— start —

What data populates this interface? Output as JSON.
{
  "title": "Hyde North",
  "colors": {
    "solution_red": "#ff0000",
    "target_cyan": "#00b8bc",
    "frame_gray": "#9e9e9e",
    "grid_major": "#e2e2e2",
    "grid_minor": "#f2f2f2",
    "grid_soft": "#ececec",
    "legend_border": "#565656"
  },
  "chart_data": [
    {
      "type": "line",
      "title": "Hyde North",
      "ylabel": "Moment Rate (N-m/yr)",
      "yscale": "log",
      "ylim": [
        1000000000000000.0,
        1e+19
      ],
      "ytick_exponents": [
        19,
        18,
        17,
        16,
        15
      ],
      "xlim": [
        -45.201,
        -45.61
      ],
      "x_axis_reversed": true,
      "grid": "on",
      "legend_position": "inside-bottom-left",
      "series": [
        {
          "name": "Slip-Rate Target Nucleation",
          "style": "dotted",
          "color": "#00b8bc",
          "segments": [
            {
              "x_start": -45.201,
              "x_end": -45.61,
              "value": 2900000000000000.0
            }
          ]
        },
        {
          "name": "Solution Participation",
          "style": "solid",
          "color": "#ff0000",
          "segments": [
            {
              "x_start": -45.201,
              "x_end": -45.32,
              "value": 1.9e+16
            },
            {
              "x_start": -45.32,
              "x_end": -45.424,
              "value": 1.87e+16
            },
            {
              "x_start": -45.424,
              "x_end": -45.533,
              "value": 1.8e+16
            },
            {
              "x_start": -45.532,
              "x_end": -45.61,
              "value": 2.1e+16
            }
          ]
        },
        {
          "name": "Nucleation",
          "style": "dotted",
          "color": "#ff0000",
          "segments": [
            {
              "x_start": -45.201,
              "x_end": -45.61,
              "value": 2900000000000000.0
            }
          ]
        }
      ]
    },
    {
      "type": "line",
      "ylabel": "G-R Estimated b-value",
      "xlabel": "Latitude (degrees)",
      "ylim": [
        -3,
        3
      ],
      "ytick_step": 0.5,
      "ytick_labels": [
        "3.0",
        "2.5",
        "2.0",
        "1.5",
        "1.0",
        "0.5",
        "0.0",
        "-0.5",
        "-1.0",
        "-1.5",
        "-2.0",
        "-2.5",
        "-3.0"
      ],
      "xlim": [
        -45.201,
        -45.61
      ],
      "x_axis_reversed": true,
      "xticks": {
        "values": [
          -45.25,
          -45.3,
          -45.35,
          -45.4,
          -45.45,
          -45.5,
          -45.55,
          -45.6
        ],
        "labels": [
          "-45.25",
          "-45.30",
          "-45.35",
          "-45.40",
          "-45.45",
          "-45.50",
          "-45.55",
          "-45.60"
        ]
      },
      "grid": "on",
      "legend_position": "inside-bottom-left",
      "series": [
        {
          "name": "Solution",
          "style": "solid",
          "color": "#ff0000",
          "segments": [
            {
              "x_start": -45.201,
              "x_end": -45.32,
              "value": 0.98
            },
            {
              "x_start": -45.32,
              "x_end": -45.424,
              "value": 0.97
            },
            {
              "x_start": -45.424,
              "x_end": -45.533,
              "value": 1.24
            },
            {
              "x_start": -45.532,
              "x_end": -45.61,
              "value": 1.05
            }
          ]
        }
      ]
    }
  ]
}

— end —

• **Problem description**: Output the records verbatim, from the first line to the last.

• **Completed exercise**:
What data populates this interface? Output as JSON.
{
  "title": "Hyde North",
  "colors": {
    "solution_red": "#ff0000",
    "target_cyan": "#00b8bc",
    "frame_gray": "#9e9e9e",
    "grid_major": "#e2e2e2",
    "grid_minor": "#f2f2f2",
    "grid_soft": "#ececec",
    "legend_border": "#565656"
  },
  "chart_data": [
    {
      "type": "line",
      "title": "Hyde North",
      "ylabel": "Moment Rate (N-m/yr)",
      "yscale": "log",
      "ylim": [
        1000000000000000.0,
        1e+19
      ],
      "ytick_exponents": [
        19,
        18,
        17,
        16,
        15
      ],
      "xlim": [
        -45.201,
        -45.61
      ],
      "x_axis_reversed": true,
      "grid": "on",
      "legend_position": "inside-bottom-left",
      "series": [
        {
          "name": "Slip-Rate Target Nucleation",
          "style": "dotted",
          "color": "#00b8bc",
          "segments": [
            {
              "x_start": -45.201,
              "x_end": -45.61,
              "value": 2900000000000000.0
            }
          ]
        },
        {
          "name": "Solution Participation",
          "style": "solid",
          "color": "#ff0000",
          "segments": [
            {
              "x_start": -45.201,
              "x_end": -45.32,
              "value": 1.9e+16
            },
            {
              "x_start": -45.32,
              "x_end": -45.424,
              "value": 1.87e+16
            },
            {
              "x_start": -45.424,
              "x_end": -45.533,
              "value": 1.8e+16
            },
            {
              "x_start": -45.532,
              "x_end": -45.61,
              "value": 2.1e+16
            }
          ]
        },
        {
          "name": "Nucleation",
          "style": "dotted",
          "color": "#ff0000",
          "segments": [
            {
              "x_start": -45.201,
              "x_end": -45.61,
              "value": 2900000000000000.0
            }
          ]
        }
      ]
    },
    {
      "type": "line",
      "ylabel": "G-R Estimated b-value",
      "xlabel": "Latitude (degrees)",
      "ylim": [
        -3,
        3
      ],
      "ytick_step": 0.5,
      "ytick_labels": [
        "3.0",
        "2.5",
        "2.0",
        "1.5",
        "1.0",
        "0.5",
        "0.0",
        "-0.5",
        "-1.0",
        "-1.5",
        "-2.0",
        "-2.5",
        "-3.0"
      ],
      "xlim": [
        -45.201,
        -45.61
      ],
      "x_axis_reversed": true,
      "xticks": {
        "values": [
          -45.25,
          -45.3,
          -45.35,
          -45.4,
          -45.45,
          -45.5,
          -45.55,
          -45.6
        ],
        "labels": [
          "-45.25",
          "-45.30",
          "-45.35",
          "-45.40",
          "-45.45",
          "-45.50",
          "-45.55",
          "-45.60"
        ]
      },
      "grid": "on",
      "legend_position": "inside-bottom-left",
      "series": [
        {
          "name": "Solution",
          "style": "solid",
          "color": "#ff0000",
          "segments": [
            {
              "x_start": -45.201,
              "x_end": -45.32,
              "value": 0.98
            },
            {
              "x_start": -45.32,
              "x_end": -45.424,
              "value": 0.97
            },
            {
              "x_start": -45.424,
              "x_end": -45.533,
              "value": 1.24
            },
            {
              "x_start": -45.532,
              "x_end": -45.61,
              "value": 1.05
            }
          ]
        }
      ]
    }
  ]
}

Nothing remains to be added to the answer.